§ **CHALLENGE**
Would you output the whole listing below, exactly as it reads?

## begin RECORDS

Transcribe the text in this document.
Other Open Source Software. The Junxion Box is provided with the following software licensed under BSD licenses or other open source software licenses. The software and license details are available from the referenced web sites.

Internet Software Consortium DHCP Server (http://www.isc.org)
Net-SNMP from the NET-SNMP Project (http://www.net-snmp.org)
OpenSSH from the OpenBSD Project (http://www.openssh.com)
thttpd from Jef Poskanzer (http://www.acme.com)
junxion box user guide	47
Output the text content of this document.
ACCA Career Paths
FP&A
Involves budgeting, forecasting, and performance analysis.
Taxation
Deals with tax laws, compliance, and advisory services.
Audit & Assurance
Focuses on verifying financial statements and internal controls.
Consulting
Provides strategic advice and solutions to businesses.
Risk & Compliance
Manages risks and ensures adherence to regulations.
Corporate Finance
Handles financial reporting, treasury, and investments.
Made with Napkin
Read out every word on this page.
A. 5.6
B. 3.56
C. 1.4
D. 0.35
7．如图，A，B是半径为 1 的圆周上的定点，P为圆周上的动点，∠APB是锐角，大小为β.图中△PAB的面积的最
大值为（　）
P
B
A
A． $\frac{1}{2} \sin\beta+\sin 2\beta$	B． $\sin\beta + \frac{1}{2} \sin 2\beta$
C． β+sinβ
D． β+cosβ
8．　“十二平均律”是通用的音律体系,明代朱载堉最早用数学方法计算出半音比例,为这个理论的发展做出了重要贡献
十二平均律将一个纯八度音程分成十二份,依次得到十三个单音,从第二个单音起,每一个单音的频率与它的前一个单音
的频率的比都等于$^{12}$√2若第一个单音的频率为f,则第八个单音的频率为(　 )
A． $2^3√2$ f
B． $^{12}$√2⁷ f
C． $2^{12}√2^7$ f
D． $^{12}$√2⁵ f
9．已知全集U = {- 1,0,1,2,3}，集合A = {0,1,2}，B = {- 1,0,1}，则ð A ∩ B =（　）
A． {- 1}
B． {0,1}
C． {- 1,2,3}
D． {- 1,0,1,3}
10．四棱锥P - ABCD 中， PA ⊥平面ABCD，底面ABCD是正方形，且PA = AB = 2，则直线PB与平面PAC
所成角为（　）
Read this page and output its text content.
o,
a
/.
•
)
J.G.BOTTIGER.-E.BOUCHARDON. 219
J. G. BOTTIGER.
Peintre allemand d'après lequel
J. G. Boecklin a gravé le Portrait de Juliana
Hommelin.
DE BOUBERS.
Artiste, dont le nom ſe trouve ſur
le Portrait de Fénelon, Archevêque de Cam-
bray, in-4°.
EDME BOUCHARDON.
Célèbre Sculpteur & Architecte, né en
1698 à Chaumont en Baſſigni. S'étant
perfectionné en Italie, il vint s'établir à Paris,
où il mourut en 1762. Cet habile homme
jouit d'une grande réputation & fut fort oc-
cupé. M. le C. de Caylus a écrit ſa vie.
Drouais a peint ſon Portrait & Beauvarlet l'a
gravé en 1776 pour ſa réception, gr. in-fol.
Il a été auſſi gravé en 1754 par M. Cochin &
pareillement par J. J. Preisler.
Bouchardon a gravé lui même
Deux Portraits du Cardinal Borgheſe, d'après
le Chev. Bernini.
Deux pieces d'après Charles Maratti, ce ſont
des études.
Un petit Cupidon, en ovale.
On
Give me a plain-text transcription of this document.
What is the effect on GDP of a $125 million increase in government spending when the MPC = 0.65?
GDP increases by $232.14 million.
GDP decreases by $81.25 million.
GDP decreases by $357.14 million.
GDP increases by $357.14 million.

## end RECORDS

§ **EXERCISE RESPONSE**
Transcribe the text in this document.
Other Open Source Software. The Junxion Box is provided with the following software licensed under BSD licenses or other open source software licenses. The software and license details are available from the referenced web sites.

Internet Software Consortium DHCP Server (http://www.isc.org)
Net-SNMP from the NET-SNMP Project (http://www.net-snmp.org)
OpenSSH from the OpenBSD Project (http://www.openssh.com)
thttpd from Jef Poskanzer (http://www.acme.com)
junxion box user guide	47
Output the text content of this document.
ACCA Career Paths
FP&A
Involves budgeting, forecasting, and performance analysis.
Taxation
Deals with tax laws, compliance, and advisory services.
Audit & Assurance
Focuses on verifying financial statements and internal controls.
Consulting
Provides strategic advice and solutions to businesses.
Risk & Compliance
Manages risks and ensures adherence to regulations.
Corporate Finance
Handles financial reporting, treasury, and investments.
Made with Napkin
Read out every word on this page.
A. 5.6
B. 3.56
C. 1.4
D. 0.35
7．如图，A，B是半径为 1 的圆周上的定点，P为圆周上的动点，∠APB是锐角，大小为β.图中△PAB的面积的最
大值为（　）
P
B
A
A． $\frac{1}{2} \sin\beta+\sin 2\beta$	B． $\sin\beta + \frac{1}{2} \sin 2\beta$
C． β+sinβ
D． β+cosβ
8．　“十二平均律”是通用的音律体系,明代朱载堉最早用数学方法计算出半音比例,为这个理论的发展做出了重要贡献
十二平均律将一个纯八度音程分成十二份,依次得到十三个单音,从第二个单音起,每一个单音的频率与它的前一个单音
的频率的比都等于$^{12}$√2若第一个单音的频率为f,则第八个单音的频率为(　 )
A． $2^3√2$ f
B． $^{12}$√2⁷ f
C． $2^{12}√2^7$ f
D． $^{12}$√2⁵ f
9．已知全集U = {- 1,0,1,2,3}，集合A = {0,1,2}，B = {- 1,0,1}，则ð A ∩ B =（　）
A． {- 1}
B． {0,1}
C． {- 1,2,3}
D． {- 1,0,1,3}
10．四棱锥P - ABCD 中， PA ⊥平面ABCD，底面ABCD是正方形，且PA = AB = 2，则直线PB与平面PAC
所成角为（　）
Read this page and output its text content.
o,
a
/.
•
)
J.G.BOTTIGER.-E.BOUCHARDON. 219
J. G. BOTTIGER.
Peintre allemand d'après lequel
J. G. Boecklin a gravé le Portrait de Juliana
Hommelin.
DE BOUBERS.
Artiste, dont le nom ſe trouve ſur
le Portrait de Fénelon, Archevêque de Cam-
bray, in-4°.
EDME BOUCHARDON.
Célèbre Sculpteur & Architecte, né en
1698 à Chaumont en Baſſigni. S'étant
perfectionné en Italie, il vint s'établir à Paris,
où il mourut en 1762. Cet habile homme
jouit d'une grande réputation & fut fort oc-
cupé. M. le C. de Caylus a écrit ſa vie.
Drouais a peint ſon Portrait & Beauvarlet l'a
gravé en 1776 pour ſa réception, gr. in-fol.
Il a été auſſi gravé en 1754 par M. Cochin &
pareillement par J. J. Preisler.
Bouchardon a gravé lui même
Deux Portraits du Cardinal Borgheſe, d'après
le Chev. Bernini.
Deux pieces d'après Charles Maratti, ce ſont
des études.
Un petit Cupidon, en ovale.
On
Give me a plain-text transcription of this document.
What is the effect on GDP of a $125 million increase in government spending when the MPC = 0.65?
GDP increases by $232.14 million.
GDP decreases by $81.25 million.
GDP decreases by $357.14 million.
GDP increases by $357.14 million.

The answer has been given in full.